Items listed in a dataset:
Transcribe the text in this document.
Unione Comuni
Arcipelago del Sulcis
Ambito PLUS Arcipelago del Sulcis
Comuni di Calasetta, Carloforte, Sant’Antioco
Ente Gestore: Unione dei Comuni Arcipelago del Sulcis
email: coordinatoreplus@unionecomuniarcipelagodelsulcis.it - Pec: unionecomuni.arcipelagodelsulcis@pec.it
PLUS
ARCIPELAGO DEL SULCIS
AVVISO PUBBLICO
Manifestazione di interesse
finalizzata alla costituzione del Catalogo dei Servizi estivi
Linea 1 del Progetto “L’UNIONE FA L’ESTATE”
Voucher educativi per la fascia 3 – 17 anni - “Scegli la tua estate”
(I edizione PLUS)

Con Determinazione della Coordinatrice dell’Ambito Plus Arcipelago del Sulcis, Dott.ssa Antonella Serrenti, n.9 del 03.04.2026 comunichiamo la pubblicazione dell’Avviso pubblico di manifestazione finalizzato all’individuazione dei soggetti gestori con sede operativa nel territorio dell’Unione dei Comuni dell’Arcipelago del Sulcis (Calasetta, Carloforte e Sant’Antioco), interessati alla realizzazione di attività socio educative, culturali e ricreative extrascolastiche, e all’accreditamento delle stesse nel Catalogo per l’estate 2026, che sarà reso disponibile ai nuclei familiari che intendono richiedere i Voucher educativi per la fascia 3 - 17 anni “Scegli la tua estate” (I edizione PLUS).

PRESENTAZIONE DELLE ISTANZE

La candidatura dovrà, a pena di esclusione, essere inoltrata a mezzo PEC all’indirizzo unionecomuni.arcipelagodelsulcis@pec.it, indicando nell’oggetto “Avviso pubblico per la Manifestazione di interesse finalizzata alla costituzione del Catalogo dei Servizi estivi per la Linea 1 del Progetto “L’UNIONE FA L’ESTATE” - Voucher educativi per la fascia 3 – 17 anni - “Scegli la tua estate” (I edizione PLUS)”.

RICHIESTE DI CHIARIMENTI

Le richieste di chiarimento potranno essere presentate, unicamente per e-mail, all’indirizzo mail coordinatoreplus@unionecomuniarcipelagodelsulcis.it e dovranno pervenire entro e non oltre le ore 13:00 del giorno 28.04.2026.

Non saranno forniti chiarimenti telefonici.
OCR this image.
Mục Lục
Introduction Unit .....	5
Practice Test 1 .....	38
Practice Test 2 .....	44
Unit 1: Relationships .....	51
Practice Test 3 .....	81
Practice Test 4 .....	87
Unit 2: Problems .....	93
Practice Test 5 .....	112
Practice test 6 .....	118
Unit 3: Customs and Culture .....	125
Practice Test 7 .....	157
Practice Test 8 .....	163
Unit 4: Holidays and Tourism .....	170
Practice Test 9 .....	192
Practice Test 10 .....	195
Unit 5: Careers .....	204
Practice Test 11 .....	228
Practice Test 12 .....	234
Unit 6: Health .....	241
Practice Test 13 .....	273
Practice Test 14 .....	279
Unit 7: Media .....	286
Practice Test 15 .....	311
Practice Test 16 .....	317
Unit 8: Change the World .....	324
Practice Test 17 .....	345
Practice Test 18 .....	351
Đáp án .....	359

- **YOUR GOAL**
Using the listing, collect all lines in which the string "unionecomuniarcipelagodelsulcis" is found.

- **EXERCISE OUTPUT**
email: coordinatoreplus@unionecomuniarcipelagodelsulcis.it - Pec: unionecomuni.arcipelagodelsulcis@pec.it
Le richieste di chiarimento potranno essere presentate, unicamente per e-mail, all’indirizzo mail coordinatoreplus@unionecomuniarcipelagodelsulcis.it e dovranno pervenire entro e non oltre le ore 13:00 del giorno 28.04.2026.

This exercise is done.